WORK TO DO. All lines below must be repeated exactly, with the pictures omitted.

DATA SECTION.
※ ※ ※
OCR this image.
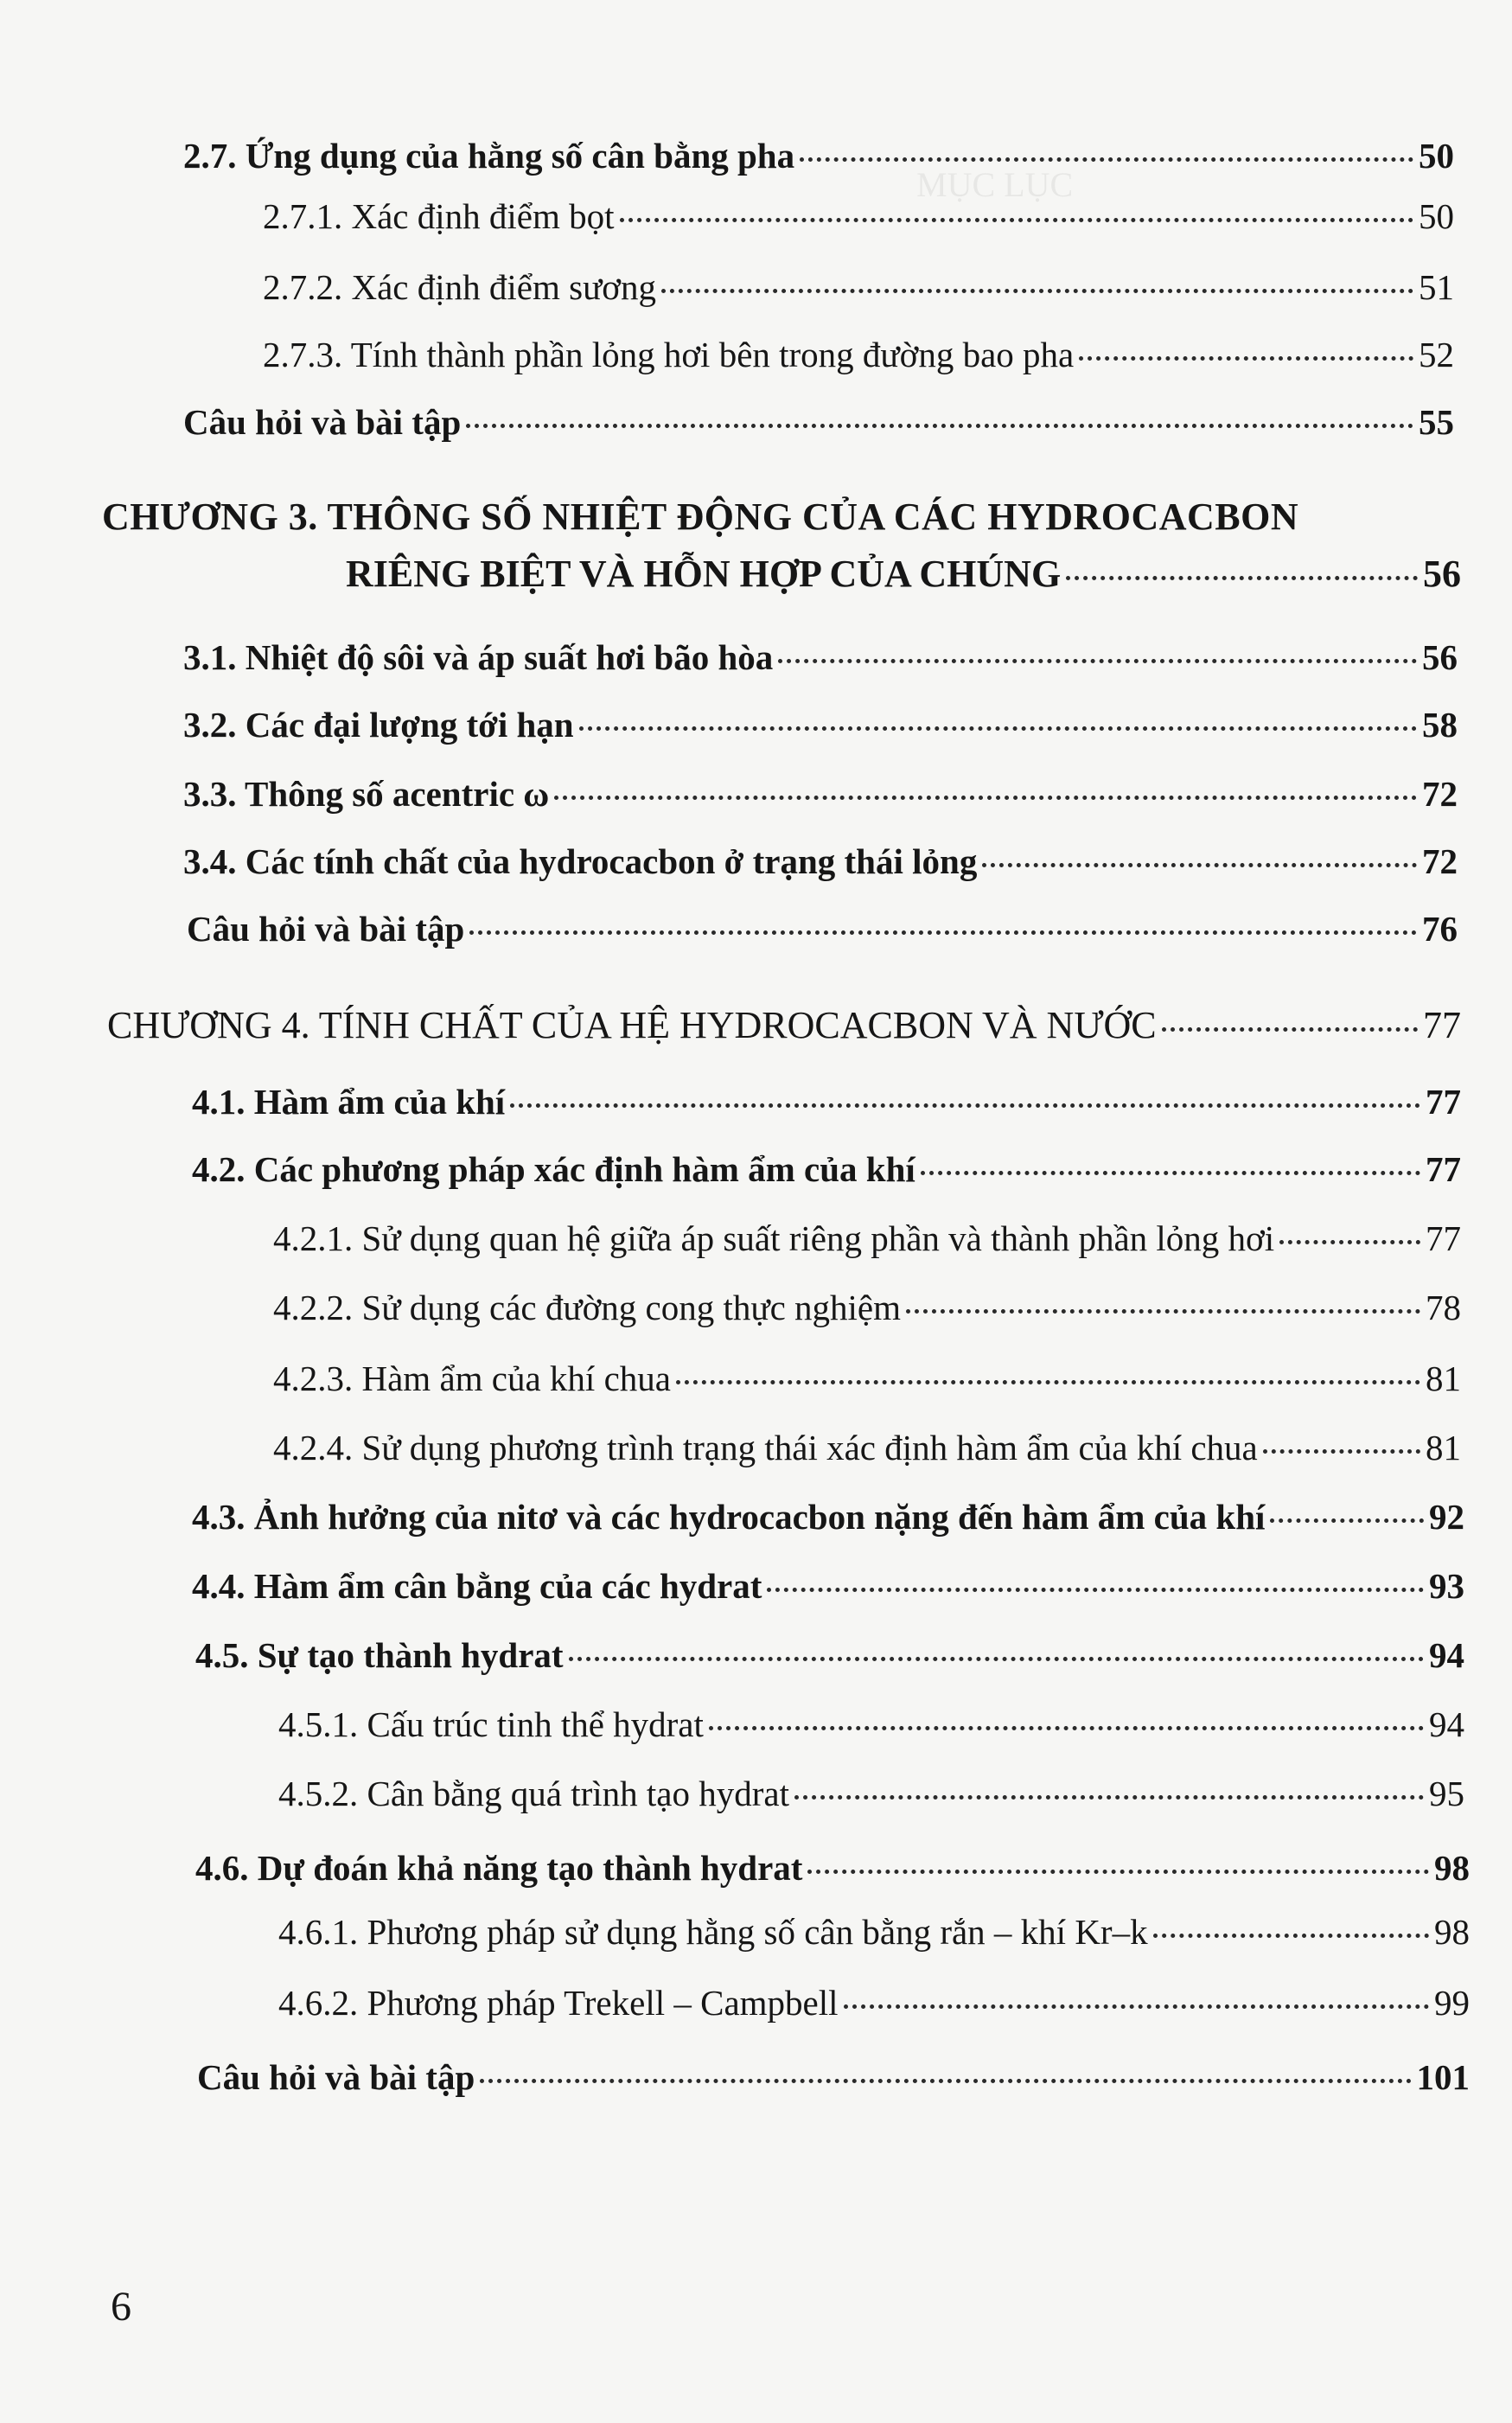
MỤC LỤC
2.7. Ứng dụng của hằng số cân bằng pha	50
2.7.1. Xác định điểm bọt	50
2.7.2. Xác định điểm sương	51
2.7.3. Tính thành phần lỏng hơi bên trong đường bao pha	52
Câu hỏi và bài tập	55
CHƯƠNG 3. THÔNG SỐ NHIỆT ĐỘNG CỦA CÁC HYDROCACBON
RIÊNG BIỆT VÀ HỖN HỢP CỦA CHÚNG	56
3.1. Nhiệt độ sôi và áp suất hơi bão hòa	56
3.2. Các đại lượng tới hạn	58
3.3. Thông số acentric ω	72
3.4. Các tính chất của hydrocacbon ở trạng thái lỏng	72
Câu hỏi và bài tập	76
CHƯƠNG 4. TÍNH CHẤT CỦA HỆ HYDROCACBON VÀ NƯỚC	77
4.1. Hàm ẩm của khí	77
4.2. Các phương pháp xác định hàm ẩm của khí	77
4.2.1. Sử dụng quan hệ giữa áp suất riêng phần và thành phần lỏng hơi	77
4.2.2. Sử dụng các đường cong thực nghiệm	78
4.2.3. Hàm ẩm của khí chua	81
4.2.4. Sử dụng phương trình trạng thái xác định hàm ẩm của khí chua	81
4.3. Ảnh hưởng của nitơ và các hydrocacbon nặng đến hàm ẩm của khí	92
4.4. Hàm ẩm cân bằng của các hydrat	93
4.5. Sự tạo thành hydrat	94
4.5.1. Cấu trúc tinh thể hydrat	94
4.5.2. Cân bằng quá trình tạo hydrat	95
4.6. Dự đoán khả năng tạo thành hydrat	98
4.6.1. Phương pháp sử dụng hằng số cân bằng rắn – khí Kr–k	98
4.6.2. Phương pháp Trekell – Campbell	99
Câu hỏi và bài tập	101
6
※ ※ ※
FINAL ANSWER.
OCR this image.
MỤC LỤC
2.7. Ứng dụng của hằng số cân bằng pha	50
2.7.1. Xác định điểm bọt	50
2.7.2. Xác định điểm sương	51
2.7.3. Tính thành phần lỏng hơi bên trong đường bao pha	52
Câu hỏi và bài tập	55
CHƯƠNG 3. THÔNG SỐ NHIỆT ĐỘNG CỦA CÁC HYDROCACBON
RIÊNG BIỆT VÀ HỖN HỢP CỦA CHÚNG	56
3.1. Nhiệt độ sôi và áp suất hơi bão hòa	56
3.2. Các đại lượng tới hạn	58
3.3. Thông số acentric ω	72
3.4. Các tính chất của hydrocacbon ở trạng thái lỏng	72
Câu hỏi và bài tập	76
CHƯƠNG 4. TÍNH CHẤT CỦA HỆ HYDROCACBON VÀ NƯỚC	77
4.1. Hàm ẩm của khí	77
4.2. Các phương pháp xác định hàm ẩm của khí	77
4.2.1. Sử dụng quan hệ giữa áp suất riêng phần và thành phần lỏng hơi	77
4.2.2. Sử dụng các đường cong thực nghiệm	78
4.2.3. Hàm ẩm của khí chua	81
4.2.4. Sử dụng phương trình trạng thái xác định hàm ẩm của khí chua	81
4.3. Ảnh hưởng của nitơ và các hydrocacbon nặng đến hàm ẩm của khí	92
4.4. Hàm ẩm cân bằng của các hydrat	93
4.5. Sự tạo thành hydrat	94
4.5.1. Cấu trúc tinh thể hydrat	94
4.5.2. Cân bằng quá trình tạo hydrat	95
4.6. Dự đoán khả năng tạo thành hydrat	98
4.6.1. Phương pháp sử dụng hằng số cân bằng rắn – khí Kr–k	98
4.6.2. Phương pháp Trekell – Campbell	99
Câu hỏi và bài tập	101
6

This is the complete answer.